• TASK INPUTS
--*--
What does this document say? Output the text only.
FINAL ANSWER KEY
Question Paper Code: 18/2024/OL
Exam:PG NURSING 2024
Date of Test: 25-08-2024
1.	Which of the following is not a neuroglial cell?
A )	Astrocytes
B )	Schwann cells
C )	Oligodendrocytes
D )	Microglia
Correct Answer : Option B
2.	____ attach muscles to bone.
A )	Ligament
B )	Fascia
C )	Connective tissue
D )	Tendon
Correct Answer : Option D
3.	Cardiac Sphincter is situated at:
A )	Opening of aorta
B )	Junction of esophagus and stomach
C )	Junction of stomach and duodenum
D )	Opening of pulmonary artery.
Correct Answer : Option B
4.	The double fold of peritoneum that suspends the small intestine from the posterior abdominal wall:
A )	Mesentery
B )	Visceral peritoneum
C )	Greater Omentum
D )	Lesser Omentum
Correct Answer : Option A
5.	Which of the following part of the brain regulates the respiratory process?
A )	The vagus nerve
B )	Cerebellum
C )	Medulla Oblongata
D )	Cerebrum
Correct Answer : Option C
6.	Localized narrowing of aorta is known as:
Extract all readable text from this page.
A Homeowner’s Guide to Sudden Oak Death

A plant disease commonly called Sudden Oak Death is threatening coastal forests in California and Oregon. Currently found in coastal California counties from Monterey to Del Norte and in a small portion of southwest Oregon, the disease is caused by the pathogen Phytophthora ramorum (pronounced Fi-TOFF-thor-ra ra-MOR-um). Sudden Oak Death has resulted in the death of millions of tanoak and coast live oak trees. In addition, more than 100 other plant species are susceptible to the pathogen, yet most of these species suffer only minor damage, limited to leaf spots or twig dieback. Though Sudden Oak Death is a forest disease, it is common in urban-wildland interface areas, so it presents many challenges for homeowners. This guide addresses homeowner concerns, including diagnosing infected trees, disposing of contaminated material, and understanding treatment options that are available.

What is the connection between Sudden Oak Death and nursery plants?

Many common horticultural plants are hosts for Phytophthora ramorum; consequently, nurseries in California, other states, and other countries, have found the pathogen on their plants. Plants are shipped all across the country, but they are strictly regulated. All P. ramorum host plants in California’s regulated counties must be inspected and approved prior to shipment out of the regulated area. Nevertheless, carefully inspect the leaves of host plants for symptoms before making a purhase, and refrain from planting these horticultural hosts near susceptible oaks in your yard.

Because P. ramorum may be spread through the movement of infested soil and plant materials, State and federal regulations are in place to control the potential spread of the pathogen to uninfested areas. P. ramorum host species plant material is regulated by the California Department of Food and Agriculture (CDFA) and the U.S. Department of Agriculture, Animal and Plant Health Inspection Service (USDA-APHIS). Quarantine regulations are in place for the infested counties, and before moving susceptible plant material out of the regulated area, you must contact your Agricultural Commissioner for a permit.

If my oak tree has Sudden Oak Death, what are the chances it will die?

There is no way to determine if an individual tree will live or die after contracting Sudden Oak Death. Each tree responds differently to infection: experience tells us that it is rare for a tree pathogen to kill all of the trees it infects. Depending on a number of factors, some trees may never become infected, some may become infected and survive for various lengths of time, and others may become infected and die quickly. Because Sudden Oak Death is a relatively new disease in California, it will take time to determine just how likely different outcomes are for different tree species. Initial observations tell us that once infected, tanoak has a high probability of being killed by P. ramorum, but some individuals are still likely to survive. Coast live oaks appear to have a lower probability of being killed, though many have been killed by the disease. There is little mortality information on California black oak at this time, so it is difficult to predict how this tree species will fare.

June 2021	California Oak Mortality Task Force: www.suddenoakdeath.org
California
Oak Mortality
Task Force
--*--
• EXERCISE GOAL
Reproduce the material above, every line of it, exactly.

• RESULT OF THE TASK
What does this document say? Output the text only.
FINAL ANSWER KEY
Question Paper Code: 18/2024/OL
Exam:PG NURSING 2024
Date of Test: 25-08-2024
1.	Which of the following is not a neuroglial cell?
A )	Astrocytes
B )	Schwann cells
C )	Oligodendrocytes
D )	Microglia
Correct Answer : Option B
2.	____ attach muscles to bone.
A )	Ligament
B )	Fascia
C )	Connective tissue
D )	Tendon
Correct Answer : Option D
3.	Cardiac Sphincter is situated at:
A )	Opening of aorta
B )	Junction of esophagus and stomach
C )	Junction of stomach and duodenum
D )	Opening of pulmonary artery.
Correct Answer : Option B
4.	The double fold of peritoneum that suspends the small intestine from the posterior abdominal wall:
A )	Mesentery
B )	Visceral peritoneum
C )	Greater Omentum
D )	Lesser Omentum
Correct Answer : Option A
5.	Which of the following part of the brain regulates the respiratory process?
A )	The vagus nerve
B )	Cerebellum
C )	Medulla Oblongata
D )	Cerebrum
Correct Answer : Option C
6.	Localized narrowing of aorta is known as:
Extract all readable text from this page.
A Homeowner’s Guide to Sudden Oak Death

A plant disease commonly called Sudden Oak Death is threatening coastal forests in California and Oregon. Currently found in coastal California counties from Monterey to Del Norte and in a small portion of southwest Oregon, the disease is caused by the pathogen Phytophthora ramorum (pronounced Fi-TOFF-thor-ra ra-MOR-um). Sudden Oak Death has resulted in the death of millions of tanoak and coast live oak trees. In addition, more than 100 other plant species are susceptible to the pathogen, yet most of these species suffer only minor damage, limited to leaf spots or twig dieback. Though Sudden Oak Death is a forest disease, it is common in urban-wildland interface areas, so it presents many challenges for homeowners. This guide addresses homeowner concerns, including diagnosing infected trees, disposing of contaminated material, and understanding treatment options that are available.

What is the connection between Sudden Oak Death and nursery plants?

Many common horticultural plants are hosts for Phytophthora ramorum; consequently, nurseries in California, other states, and other countries, have found the pathogen on their plants. Plants are shipped all across the country, but they are strictly regulated. All P. ramorum host plants in California’s regulated counties must be inspected and approved prior to shipment out of the regulated area. Nevertheless, carefully inspect the leaves of host plants for symptoms before making a purhase, and refrain from planting these horticultural hosts near susceptible oaks in your yard.

Because P. ramorum may be spread through the movement of infested soil and plant materials, State and federal regulations are in place to control the potential spread of the pathogen to uninfested areas. P. ramorum host species plant material is regulated by the California Department of Food and Agriculture (CDFA) and the U.S. Department of Agriculture, Animal and Plant Health Inspection Service (USDA-APHIS). Quarantine regulations are in place for the infested counties, and before moving susceptible plant material out of the regulated area, you must contact your Agricultural Commissioner for a permit.

If my oak tree has Sudden Oak Death, what are the chances it will die?

There is no way to determine if an individual tree will live or die after contracting Sudden Oak Death. Each tree responds differently to infection: experience tells us that it is rare for a tree pathogen to kill all of the trees it infects. Depending on a number of factors, some trees may never become infected, some may become infected and survive for various lengths of time, and others may become infected and die quickly. Because Sudden Oak Death is a relatively new disease in California, it will take time to determine just how likely different outcomes are for different tree species. Initial observations tell us that once infected, tanoak has a high probability of being killed by P. ramorum, but some individuals are still likely to survive. Coast live oaks appear to have a lower probability of being killed, though many have been killed by the disease. There is little mortality information on California black oak at this time, so it is difficult to predict how this tree species will fare.

June 2021	California Oak Mortality Task Force: www.suddenoakdeath.org
California
Oak Mortality
Task Force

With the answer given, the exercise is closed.